* [WHAT THE TASK ASKS] For the records below, give the count of lines holding the word "Instability" and nothing more.

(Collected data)
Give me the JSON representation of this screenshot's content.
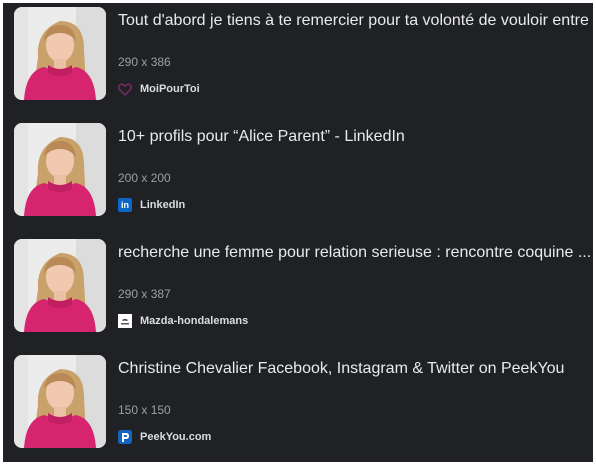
{
  "results": [
    {
      "title": "Tout d'abord je tiens à te remercier pour ta volonté de vouloir entre",
      "dims": "290 x 386",
      "source": "MoiPourToi",
      "favicon": "heart-outline-icon",
      "favicon_color": "#7b2d6b"
    },
    {
      "title": "10+ profils pour “Alice Parent” - LinkedIn",
      "dims": "200 x 200",
      "source": "LinkedIn",
      "favicon": "linkedin-icon",
      "favicon_color": "#0a66c2",
      "favicon_text": "in"
    },
    {
      "title": "recherche une femme pour relation serieuse : rencontre coquine ...",
      "dims": "290 x 387",
      "source": "Mazda-hondalemans",
      "favicon": "mazda-logo-icon",
      "favicon_color": "#ffffff"
    },
    {
      "title": "Christine Chevalier Facebook, Instagram & Twitter on PeekYou",
      "dims": "150 x 150",
      "source": "PeekYou.com",
      "favicon": "peekyou-icon",
      "favicon_color": "#1565c0"
    }
  ],
  "colors": {
    "background": "#202124",
    "title": "#e8eaed",
    "secondary": "#9aa0a6",
    "thumbnail_top": "#f3f3f3",
    "thumbnail_sweater": "#d6246e"
  }
}
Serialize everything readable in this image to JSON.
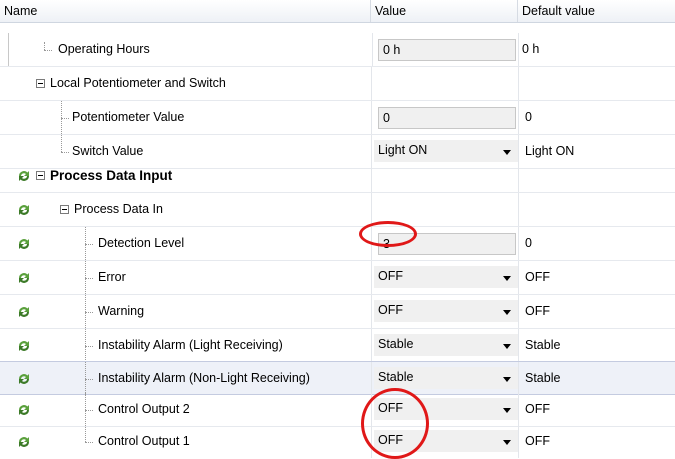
{
  "header": {
    "name": "Name",
    "value": "Value",
    "default": "Default value"
  },
  "rows": [
    {
      "name": "Operating Hours",
      "value": "0 h",
      "default": "0 h"
    },
    {
      "name": "Local Potentiometer and Switch",
      "value": "",
      "default": ""
    },
    {
      "name": "Potentiometer Value",
      "value": "0",
      "default": "0"
    },
    {
      "name": "Switch Value",
      "value": "Light ON",
      "default": "Light ON"
    },
    {
      "name": "Process Data Input",
      "value": "",
      "default": ""
    },
    {
      "name": "Process Data In",
      "value": "",
      "default": ""
    },
    {
      "name": "Detection Level",
      "value": "3",
      "default": "0"
    },
    {
      "name": "Error",
      "value": "OFF",
      "default": "OFF"
    },
    {
      "name": "Warning",
      "value": "OFF",
      "default": "OFF"
    },
    {
      "name": "Instability Alarm (Light Receiving)",
      "value": "Stable",
      "default": "Stable"
    },
    {
      "name": "Instability Alarm (Non-Light Receiving)",
      "value": "Stable",
      "default": "Stable"
    },
    {
      "name": "Control Output 2",
      "value": "OFF",
      "default": "OFF"
    },
    {
      "name": "Control Output 1",
      "value": "OFF",
      "default": "OFF"
    }
  ],
  "icons": {
    "expand": "collapse-minus-icon",
    "sync": "sync-arrows-icon",
    "dropdown": "dropdown-arrow-icon"
  },
  "colors": {
    "highlight_circle": "#e01818",
    "sync_icon": "#5aa03c",
    "selected_row": "#eef1f8"
  }
}
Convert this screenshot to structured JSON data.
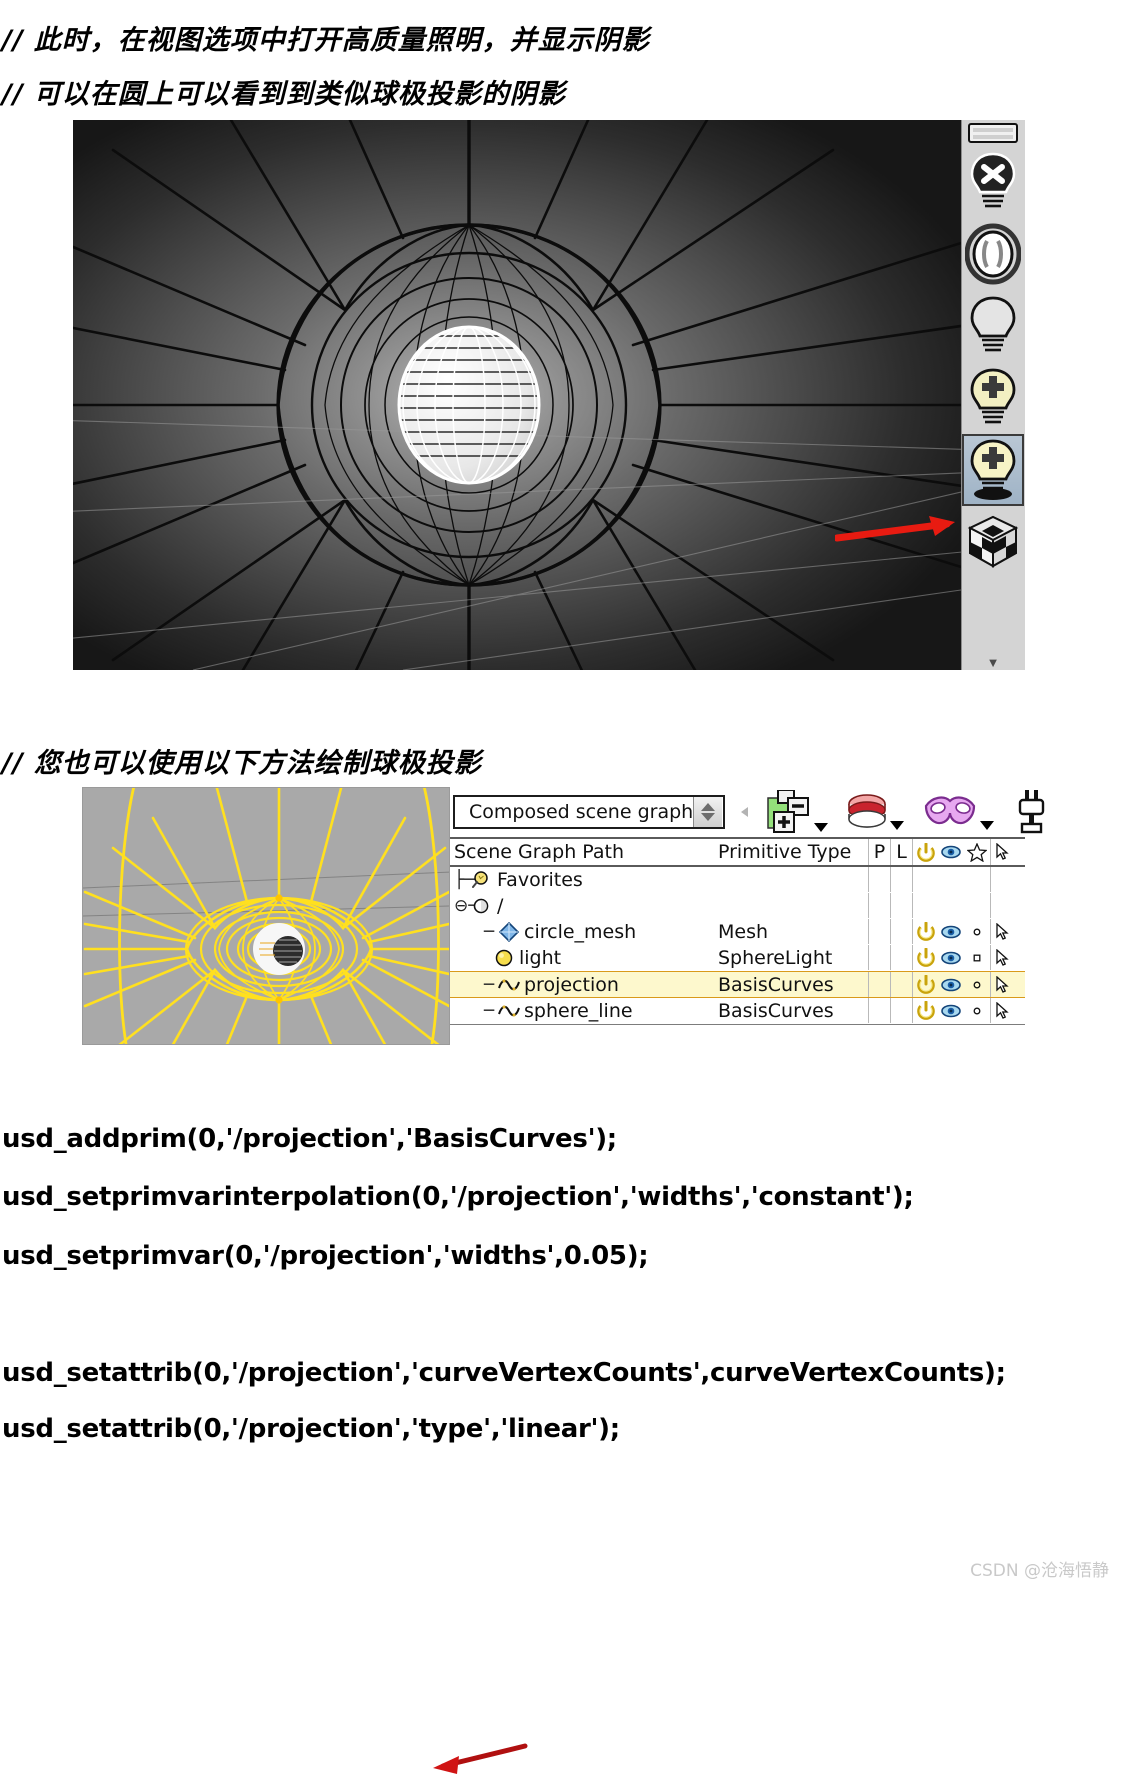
{
  "notes": [
    {
      "slashes": "//",
      "text": "此时，在视图选项中打开高质量照明，并显示阴影"
    },
    {
      "slashes": "//",
      "text": "可以在圆上可以看到到类似球极投影的阴影"
    },
    {
      "slashes": "//",
      "text": "您也可以使用以下方法绘制球极投影"
    }
  ],
  "viewport": {
    "background_color": "#1b1b1b",
    "web_color": "#0a0a0a",
    "sphere_color": "#ffffff",
    "toolbar_background": "#d4d4d4",
    "toolbar_items": [
      {
        "name": "light-off-icon",
        "label": ""
      },
      {
        "name": "ambient-light-icon",
        "label": ""
      },
      {
        "name": "default-light-icon",
        "label": ""
      },
      {
        "name": "add-light-icon",
        "label": ""
      },
      {
        "name": "high-quality-light-icon",
        "label": "",
        "selected": true
      },
      {
        "name": "shadow-cube-icon",
        "label": ""
      }
    ],
    "scroll_down_glyph": "▼"
  },
  "yellow_viewport": {
    "background_color": "#a9a9a9",
    "curve_color": "#ffe01f",
    "sphere_color": "#f7f7f7"
  },
  "scene_graph": {
    "combo_value": "Composed scene graph",
    "toolbar_icons": [
      {
        "name": "add-remove-prim-icon"
      },
      {
        "name": "layer-stack-icon"
      },
      {
        "name": "masking-icon"
      },
      {
        "name": "light-linking-icon"
      }
    ],
    "columns": [
      "Scene Graph Path",
      "Primitive Type",
      "P",
      "L",
      "power-icon",
      "eye-icon",
      "star-icon",
      "pointer-icon"
    ],
    "rows": [
      {
        "indent": 1,
        "tree": "├",
        "icon": "favorites-icon",
        "path": "Favorites",
        "type": "",
        "p": "",
        "l": "",
        "power": false,
        "eye": false,
        "dot": false,
        "cursor": false,
        "selected": false
      },
      {
        "indent": 0,
        "tree": "⊖",
        "icon": "root-prim-icon",
        "path": "/",
        "type": "",
        "p": "",
        "l": "",
        "power": false,
        "eye": false,
        "dot": false,
        "cursor": false,
        "selected": false
      },
      {
        "indent": 2,
        "tree": "─",
        "icon": "mesh-icon",
        "path": "circle_mesh",
        "type": "Mesh",
        "p": "",
        "l": "",
        "power": true,
        "eye": true,
        "dot": true,
        "cursor": true,
        "selected": false
      },
      {
        "indent": 2,
        "tree": "",
        "icon": "light-icon",
        "path": "light",
        "type": "SphereLight",
        "p": "",
        "l": "",
        "power": true,
        "eye": true,
        "dot": true,
        "cursor": true,
        "selected": false
      },
      {
        "indent": 2,
        "tree": "─",
        "icon": "curves-icon",
        "path": "projection",
        "type": "BasisCurves",
        "p": "",
        "l": "",
        "power": true,
        "eye": true,
        "dot": true,
        "cursor": true,
        "selected": true
      },
      {
        "indent": 2,
        "tree": "─",
        "icon": "curves-icon",
        "path": "sphere_line",
        "type": "BasisCurves",
        "p": "",
        "l": "",
        "power": true,
        "eye": true,
        "dot": true,
        "cursor": true,
        "selected": false
      }
    ],
    "selected_row_color": "#fdf8cd",
    "selected_row_border": "#d99a1a"
  },
  "code_lines": [
    "usd_addprim(0,'/projection','BasisCurves');",
    "usd_setprimvarinterpolation(0,'/projection','widths','constant');",
    "usd_setprimvar(0,'/projection','widths',0.05);",
    "usd_setattrib(0,'/projection','curveVertexCounts',curveVertexCounts);",
    "usd_setattrib(0,'/projection','type','linear');"
  ],
  "annotations": {
    "arrow_color": "#e81b11",
    "arrow1_target": "high-quality-light-icon",
    "arrow2_target": "projection-row"
  },
  "watermark": "CSDN @沧海悟静"
}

* [FINAL RESULT] 2